• Task statement
Across the data below, how many lines hold "been"? Answer with that number and nothing else.

• Stored data
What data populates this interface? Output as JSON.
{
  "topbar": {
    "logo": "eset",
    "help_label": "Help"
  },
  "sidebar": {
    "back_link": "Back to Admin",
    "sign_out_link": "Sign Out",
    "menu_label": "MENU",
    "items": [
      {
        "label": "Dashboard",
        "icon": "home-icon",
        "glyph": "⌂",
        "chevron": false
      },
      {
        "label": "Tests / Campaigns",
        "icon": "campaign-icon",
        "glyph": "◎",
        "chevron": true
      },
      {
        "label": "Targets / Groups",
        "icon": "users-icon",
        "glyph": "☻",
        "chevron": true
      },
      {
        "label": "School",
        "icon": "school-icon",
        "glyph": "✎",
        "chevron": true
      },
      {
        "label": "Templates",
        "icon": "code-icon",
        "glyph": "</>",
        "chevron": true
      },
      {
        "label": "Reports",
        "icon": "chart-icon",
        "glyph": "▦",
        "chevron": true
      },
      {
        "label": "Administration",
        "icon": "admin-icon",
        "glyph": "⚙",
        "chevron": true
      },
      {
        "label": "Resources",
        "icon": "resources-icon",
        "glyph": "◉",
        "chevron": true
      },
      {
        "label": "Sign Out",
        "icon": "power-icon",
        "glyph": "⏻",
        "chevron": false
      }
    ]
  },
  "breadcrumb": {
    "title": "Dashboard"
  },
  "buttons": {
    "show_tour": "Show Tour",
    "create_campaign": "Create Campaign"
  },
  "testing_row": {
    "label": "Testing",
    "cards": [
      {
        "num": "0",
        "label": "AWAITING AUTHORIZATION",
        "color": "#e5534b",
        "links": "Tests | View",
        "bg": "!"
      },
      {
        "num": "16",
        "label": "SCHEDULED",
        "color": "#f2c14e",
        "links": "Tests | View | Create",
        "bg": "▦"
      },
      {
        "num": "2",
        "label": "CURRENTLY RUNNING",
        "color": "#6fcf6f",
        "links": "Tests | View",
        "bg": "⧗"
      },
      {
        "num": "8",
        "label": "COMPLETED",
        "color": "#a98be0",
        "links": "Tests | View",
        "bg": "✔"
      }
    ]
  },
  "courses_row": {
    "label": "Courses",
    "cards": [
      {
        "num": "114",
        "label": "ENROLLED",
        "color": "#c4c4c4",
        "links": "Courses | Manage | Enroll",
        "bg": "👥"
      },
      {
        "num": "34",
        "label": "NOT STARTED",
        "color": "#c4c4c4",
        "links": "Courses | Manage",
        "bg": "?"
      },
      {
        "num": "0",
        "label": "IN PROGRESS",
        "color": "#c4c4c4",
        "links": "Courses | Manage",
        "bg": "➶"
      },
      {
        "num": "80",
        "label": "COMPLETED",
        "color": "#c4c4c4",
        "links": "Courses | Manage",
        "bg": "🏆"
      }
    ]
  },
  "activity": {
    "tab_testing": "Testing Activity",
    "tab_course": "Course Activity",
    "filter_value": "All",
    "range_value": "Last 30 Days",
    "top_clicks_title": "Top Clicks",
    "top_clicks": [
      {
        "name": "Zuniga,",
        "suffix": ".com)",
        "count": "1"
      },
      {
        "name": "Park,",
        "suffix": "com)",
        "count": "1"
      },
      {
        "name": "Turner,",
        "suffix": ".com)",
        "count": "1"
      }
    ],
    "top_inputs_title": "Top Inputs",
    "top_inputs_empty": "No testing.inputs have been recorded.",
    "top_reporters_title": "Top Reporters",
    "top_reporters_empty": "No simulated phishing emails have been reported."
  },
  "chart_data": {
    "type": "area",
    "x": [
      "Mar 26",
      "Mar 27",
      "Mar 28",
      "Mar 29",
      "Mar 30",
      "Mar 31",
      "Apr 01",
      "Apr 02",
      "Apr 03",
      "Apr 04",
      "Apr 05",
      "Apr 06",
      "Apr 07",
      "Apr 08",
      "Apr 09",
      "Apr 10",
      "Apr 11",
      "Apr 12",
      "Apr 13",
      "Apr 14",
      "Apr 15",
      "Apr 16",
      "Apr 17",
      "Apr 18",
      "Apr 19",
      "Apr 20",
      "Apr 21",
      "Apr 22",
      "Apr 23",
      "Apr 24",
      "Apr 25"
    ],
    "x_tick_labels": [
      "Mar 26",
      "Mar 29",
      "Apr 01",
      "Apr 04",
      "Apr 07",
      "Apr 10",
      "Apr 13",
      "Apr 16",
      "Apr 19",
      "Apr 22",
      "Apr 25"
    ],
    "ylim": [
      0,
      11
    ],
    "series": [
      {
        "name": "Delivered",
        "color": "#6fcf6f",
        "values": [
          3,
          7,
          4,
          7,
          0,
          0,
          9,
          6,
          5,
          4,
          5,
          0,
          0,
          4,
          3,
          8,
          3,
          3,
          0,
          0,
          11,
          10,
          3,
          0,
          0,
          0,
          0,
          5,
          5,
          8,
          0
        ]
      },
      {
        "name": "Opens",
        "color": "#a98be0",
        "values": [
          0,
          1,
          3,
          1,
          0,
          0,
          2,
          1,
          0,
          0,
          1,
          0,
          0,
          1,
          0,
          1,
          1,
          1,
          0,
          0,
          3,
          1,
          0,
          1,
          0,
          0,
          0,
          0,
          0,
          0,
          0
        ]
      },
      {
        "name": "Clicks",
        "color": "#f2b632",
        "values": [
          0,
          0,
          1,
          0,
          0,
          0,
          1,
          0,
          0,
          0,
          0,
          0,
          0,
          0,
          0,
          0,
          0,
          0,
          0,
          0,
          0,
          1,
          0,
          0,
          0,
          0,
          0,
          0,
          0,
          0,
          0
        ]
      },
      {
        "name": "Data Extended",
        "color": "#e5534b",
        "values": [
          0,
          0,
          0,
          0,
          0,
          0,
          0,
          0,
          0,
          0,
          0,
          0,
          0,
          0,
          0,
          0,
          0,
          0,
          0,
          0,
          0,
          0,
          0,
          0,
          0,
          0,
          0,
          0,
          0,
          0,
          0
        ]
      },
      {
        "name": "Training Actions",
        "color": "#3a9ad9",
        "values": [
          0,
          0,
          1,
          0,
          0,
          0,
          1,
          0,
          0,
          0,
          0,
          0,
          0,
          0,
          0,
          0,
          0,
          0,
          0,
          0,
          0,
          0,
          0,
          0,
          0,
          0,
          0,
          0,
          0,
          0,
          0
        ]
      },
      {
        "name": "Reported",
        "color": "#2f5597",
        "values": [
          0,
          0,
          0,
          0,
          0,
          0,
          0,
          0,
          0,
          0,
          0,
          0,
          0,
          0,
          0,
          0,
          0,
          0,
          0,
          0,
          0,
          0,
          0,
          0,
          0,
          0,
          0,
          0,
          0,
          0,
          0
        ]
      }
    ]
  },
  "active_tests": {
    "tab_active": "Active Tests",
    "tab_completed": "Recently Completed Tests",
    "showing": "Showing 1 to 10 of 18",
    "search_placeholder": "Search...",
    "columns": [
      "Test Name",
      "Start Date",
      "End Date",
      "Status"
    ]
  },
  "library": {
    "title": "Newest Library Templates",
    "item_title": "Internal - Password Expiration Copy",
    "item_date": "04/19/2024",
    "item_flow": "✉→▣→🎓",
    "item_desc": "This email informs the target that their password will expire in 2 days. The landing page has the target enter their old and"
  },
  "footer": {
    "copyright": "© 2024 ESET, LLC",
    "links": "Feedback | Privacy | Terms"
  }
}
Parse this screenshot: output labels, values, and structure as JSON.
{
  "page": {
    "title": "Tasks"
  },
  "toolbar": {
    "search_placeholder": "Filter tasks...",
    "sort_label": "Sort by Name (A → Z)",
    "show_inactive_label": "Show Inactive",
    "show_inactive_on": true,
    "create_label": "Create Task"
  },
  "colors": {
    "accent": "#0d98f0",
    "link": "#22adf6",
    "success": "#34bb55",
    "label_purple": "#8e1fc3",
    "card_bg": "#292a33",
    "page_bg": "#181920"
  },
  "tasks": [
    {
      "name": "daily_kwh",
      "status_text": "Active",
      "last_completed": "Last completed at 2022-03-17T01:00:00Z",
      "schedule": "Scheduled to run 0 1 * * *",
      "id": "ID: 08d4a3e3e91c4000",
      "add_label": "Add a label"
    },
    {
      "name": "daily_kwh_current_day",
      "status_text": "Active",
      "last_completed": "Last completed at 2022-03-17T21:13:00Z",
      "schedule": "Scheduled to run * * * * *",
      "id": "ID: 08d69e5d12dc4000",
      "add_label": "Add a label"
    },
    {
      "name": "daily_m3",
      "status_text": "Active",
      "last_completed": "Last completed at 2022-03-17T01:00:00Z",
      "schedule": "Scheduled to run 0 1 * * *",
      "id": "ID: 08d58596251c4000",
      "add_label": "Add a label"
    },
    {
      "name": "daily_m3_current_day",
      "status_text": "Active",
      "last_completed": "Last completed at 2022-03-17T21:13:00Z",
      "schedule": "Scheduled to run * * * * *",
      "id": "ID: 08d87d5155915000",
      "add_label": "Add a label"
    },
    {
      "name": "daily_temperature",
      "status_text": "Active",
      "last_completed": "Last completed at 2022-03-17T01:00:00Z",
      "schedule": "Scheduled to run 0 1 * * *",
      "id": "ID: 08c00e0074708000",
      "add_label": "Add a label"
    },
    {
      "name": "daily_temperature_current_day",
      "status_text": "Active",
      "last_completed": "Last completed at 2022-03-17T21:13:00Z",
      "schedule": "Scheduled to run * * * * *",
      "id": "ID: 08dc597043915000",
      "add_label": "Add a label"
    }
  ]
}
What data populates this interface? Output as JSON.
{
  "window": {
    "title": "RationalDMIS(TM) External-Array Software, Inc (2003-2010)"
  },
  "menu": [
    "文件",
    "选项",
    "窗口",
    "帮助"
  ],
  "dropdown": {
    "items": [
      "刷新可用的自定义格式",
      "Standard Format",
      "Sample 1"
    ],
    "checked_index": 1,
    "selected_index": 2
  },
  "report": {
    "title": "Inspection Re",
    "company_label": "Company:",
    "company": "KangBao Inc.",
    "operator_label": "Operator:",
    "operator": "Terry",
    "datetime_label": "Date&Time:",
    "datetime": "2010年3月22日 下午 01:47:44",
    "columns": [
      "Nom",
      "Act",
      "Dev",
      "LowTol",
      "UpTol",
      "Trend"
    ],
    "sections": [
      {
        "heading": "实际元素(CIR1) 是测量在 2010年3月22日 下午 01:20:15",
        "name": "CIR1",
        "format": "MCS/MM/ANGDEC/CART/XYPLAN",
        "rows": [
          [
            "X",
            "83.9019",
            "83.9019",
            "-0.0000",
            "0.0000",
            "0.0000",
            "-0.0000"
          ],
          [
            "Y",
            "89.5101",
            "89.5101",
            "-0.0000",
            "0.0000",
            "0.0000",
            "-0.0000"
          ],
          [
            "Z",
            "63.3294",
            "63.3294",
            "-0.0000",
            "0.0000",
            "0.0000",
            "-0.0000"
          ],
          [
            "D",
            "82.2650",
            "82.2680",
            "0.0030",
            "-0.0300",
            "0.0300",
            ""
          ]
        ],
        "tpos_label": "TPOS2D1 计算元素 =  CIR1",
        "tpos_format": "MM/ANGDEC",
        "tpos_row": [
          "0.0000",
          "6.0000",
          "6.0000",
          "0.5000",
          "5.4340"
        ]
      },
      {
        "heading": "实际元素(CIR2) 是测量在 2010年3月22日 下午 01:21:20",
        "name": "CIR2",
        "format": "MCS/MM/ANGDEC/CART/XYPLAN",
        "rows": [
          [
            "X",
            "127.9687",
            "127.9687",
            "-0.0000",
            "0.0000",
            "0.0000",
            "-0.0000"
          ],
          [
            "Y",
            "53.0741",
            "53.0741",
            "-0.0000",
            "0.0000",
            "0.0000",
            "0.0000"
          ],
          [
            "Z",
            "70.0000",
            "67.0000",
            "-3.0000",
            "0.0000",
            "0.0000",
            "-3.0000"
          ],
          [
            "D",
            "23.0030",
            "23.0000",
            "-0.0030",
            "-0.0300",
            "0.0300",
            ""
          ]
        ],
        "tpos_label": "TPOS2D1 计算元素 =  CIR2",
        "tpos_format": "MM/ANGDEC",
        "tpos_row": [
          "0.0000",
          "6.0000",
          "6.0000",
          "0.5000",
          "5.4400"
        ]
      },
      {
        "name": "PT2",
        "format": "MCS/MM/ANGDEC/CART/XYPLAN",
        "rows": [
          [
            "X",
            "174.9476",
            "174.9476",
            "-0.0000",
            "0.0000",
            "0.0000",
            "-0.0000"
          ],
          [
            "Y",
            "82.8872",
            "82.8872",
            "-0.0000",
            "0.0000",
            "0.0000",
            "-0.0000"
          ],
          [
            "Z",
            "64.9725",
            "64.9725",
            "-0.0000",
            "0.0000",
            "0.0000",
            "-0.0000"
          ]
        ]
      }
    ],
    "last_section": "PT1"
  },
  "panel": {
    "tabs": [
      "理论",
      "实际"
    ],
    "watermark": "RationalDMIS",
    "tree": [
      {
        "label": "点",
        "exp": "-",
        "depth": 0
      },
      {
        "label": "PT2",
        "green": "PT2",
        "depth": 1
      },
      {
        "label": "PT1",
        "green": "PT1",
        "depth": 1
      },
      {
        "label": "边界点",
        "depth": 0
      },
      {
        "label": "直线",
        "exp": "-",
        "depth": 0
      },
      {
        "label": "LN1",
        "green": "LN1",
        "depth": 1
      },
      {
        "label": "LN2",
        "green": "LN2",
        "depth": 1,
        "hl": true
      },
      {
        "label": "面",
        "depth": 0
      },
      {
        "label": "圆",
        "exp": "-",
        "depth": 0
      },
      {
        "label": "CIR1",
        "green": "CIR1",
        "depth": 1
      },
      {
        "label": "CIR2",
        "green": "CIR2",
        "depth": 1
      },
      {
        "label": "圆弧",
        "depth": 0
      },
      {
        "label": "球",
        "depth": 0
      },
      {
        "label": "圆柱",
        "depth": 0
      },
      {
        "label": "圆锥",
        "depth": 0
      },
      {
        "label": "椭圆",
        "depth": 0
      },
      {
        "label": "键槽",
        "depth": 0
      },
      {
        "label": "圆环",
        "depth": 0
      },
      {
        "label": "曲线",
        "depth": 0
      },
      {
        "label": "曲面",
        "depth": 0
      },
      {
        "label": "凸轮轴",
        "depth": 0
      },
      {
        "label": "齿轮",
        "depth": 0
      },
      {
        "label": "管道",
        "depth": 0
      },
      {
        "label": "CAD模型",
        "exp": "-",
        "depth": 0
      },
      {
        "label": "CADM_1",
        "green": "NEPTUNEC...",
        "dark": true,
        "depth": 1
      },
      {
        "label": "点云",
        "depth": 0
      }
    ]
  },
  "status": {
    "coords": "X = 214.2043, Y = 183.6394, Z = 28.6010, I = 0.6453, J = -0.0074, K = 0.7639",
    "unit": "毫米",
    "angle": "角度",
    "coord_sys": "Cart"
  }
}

• Result
2